▸ Directions for this task
Your task is to output the entries below word for word.

▸ Given entries
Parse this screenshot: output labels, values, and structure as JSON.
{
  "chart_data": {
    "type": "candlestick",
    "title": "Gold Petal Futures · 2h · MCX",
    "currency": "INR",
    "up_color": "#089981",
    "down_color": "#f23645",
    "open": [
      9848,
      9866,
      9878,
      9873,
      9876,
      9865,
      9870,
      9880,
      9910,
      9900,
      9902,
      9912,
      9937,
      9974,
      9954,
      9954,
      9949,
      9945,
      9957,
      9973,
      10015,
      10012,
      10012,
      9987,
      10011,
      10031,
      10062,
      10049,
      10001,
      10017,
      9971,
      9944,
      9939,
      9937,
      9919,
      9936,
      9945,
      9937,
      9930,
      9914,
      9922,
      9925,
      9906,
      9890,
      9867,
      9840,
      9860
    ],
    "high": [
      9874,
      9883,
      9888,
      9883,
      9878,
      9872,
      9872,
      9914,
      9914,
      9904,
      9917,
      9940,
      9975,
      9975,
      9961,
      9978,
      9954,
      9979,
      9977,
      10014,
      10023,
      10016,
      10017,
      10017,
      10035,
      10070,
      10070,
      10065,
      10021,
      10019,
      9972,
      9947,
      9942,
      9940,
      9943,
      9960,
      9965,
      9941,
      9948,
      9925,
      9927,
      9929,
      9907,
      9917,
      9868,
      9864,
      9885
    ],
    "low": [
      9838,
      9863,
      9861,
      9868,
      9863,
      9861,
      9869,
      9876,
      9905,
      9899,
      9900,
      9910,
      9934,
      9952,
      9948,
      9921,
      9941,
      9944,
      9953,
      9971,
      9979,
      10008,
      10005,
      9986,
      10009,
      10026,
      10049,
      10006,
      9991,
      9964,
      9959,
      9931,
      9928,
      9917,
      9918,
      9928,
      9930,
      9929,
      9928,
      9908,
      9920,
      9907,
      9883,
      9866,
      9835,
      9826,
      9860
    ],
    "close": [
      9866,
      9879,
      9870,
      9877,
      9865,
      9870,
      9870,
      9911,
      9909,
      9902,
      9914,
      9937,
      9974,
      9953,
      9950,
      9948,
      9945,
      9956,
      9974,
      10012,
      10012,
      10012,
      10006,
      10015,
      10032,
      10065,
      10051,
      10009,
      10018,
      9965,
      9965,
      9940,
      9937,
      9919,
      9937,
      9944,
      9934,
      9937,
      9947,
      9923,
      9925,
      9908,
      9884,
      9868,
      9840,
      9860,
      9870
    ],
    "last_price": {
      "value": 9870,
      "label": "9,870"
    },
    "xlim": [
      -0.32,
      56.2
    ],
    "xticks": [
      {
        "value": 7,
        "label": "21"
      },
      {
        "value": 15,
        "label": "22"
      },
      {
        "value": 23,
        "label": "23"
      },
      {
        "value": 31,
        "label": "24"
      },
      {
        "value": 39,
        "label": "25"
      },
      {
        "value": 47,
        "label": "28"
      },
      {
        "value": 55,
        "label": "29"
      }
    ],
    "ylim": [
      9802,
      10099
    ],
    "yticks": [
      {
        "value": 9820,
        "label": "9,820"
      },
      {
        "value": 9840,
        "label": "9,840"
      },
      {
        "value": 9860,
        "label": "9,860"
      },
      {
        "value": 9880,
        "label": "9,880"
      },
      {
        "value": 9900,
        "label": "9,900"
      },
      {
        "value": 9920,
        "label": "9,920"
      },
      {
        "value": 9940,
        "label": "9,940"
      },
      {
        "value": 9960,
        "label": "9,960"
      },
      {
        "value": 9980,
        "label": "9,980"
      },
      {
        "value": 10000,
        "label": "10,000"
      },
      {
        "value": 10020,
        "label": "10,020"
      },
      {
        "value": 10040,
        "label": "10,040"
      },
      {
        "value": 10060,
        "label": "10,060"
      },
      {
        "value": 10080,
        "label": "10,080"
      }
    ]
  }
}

▸ Solution to this task
Parse this screenshot: output labels, values, and structure as JSON.
{
  "chart_data": {
    "type": "candlestick",
    "title": "Gold Petal Futures · 2h · MCX",
    "currency": "INR",
    "up_color": "#089981",
    "down_color": "#f23645",
    "open": [
      9848,
      9866,
      9878,
      9873,
      9876,
      9865,
      9870,
      9880,
      9910,
      9900,
      9902,
      9912,
      9937,
      9974,
      9954,
      9954,
      9949,
      9945,
      9957,
      9973,
      10015,
      10012,
      10012,
      9987,
      10011,
      10031,
      10062,
      10049,
      10001,
      10017,
      9971,
      9944,
      9939,
      9937,
      9919,
      9936,
      9945,
      9937,
      9930,
      9914,
      9922,
      9925,
      9906,
      9890,
      9867,
      9840,
      9860
    ],
    "high": [
      9874,
      9883,
      9888,
      9883,
      9878,
      9872,
      9872,
      9914,
      9914,
      9904,
      9917,
      9940,
      9975,
      9975,
      9961,
      9978,
      9954,
      9979,
      9977,
      10014,
      10023,
      10016,
      10017,
      10017,
      10035,
      10070,
      10070,
      10065,
      10021,
      10019,
      9972,
      9947,
      9942,
      9940,
      9943,
      9960,
      9965,
      9941,
      9948,
      9925,
      9927,
      9929,
      9907,
      9917,
      9868,
      9864,
      9885
    ],
    "low": [
      9838,
      9863,
      9861,
      9868,
      9863,
      9861,
      9869,
      9876,
      9905,
      9899,
      9900,
      9910,
      9934,
      9952,
      9948,
      9921,
      9941,
      9944,
      9953,
      9971,
      9979,
      10008,
      10005,
      9986,
      10009,
      10026,
      10049,
      10006,
      9991,
      9964,
      9959,
      9931,
      9928,
      9917,
      9918,
      9928,
      9930,
      9929,
      9928,
      9908,
      9920,
      9907,
      9883,
      9866,
      9835,
      9826,
      9860
    ],
    "close": [
      9866,
      9879,
      9870,
      9877,
      9865,
      9870,
      9870,
      9911,
      9909,
      9902,
      9914,
      9937,
      9974,
      9953,
      9950,
      9948,
      9945,
      9956,
      9974,
      10012,
      10012,
      10012,
      10006,
      10015,
      10032,
      10065,
      10051,
      10009,
      10018,
      9965,
      9965,
      9940,
      9937,
      9919,
      9937,
      9944,
      9934,
      9937,
      9947,
      9923,
      9925,
      9908,
      9884,
      9868,
      9840,
      9860,
      9870
    ],
    "last_price": {
      "value": 9870,
      "label": "9,870"
    },
    "xlim": [
      -0.32,
      56.2
    ],
    "xticks": [
      {
        "value": 7,
        "label": "21"
      },
      {
        "value": 15,
        "label": "22"
      },
      {
        "value": 23,
        "label": "23"
      },
      {
        "value": 31,
        "label": "24"
      },
      {
        "value": 39,
        "label": "25"
      },
      {
        "value": 47,
        "label": "28"
      },
      {
        "value": 55,
        "label": "29"
      }
    ],
    "ylim": [
      9802,
      10099
    ],
    "yticks": [
      {
        "value": 9820,
        "label": "9,820"
      },
      {
        "value": 9840,
        "label": "9,840"
      },
      {
        "value": 9860,
        "label": "9,860"
      },
      {
        "value": 9880,
        "label": "9,880"
      },
      {
        "value": 9900,
        "label": "9,900"
      },
      {
        "value": 9920,
        "label": "9,920"
      },
      {
        "value": 9940,
        "label": "9,940"
      },
      {
        "value": 9960,
        "label": "9,960"
      },
      {
        "value": 9980,
        "label": "9,980"
      },
      {
        "value": 10000,
        "label": "10,000"
      },
      {
        "value": 10020,
        "label": "10,020"
      },
      {
        "value": 10040,
        "label": "10,040"
      },
      {
        "value": 10060,
        "label": "10,060"
      },
      {
        "value": 10080,
        "label": "10,080"
      }
    ]
  }
}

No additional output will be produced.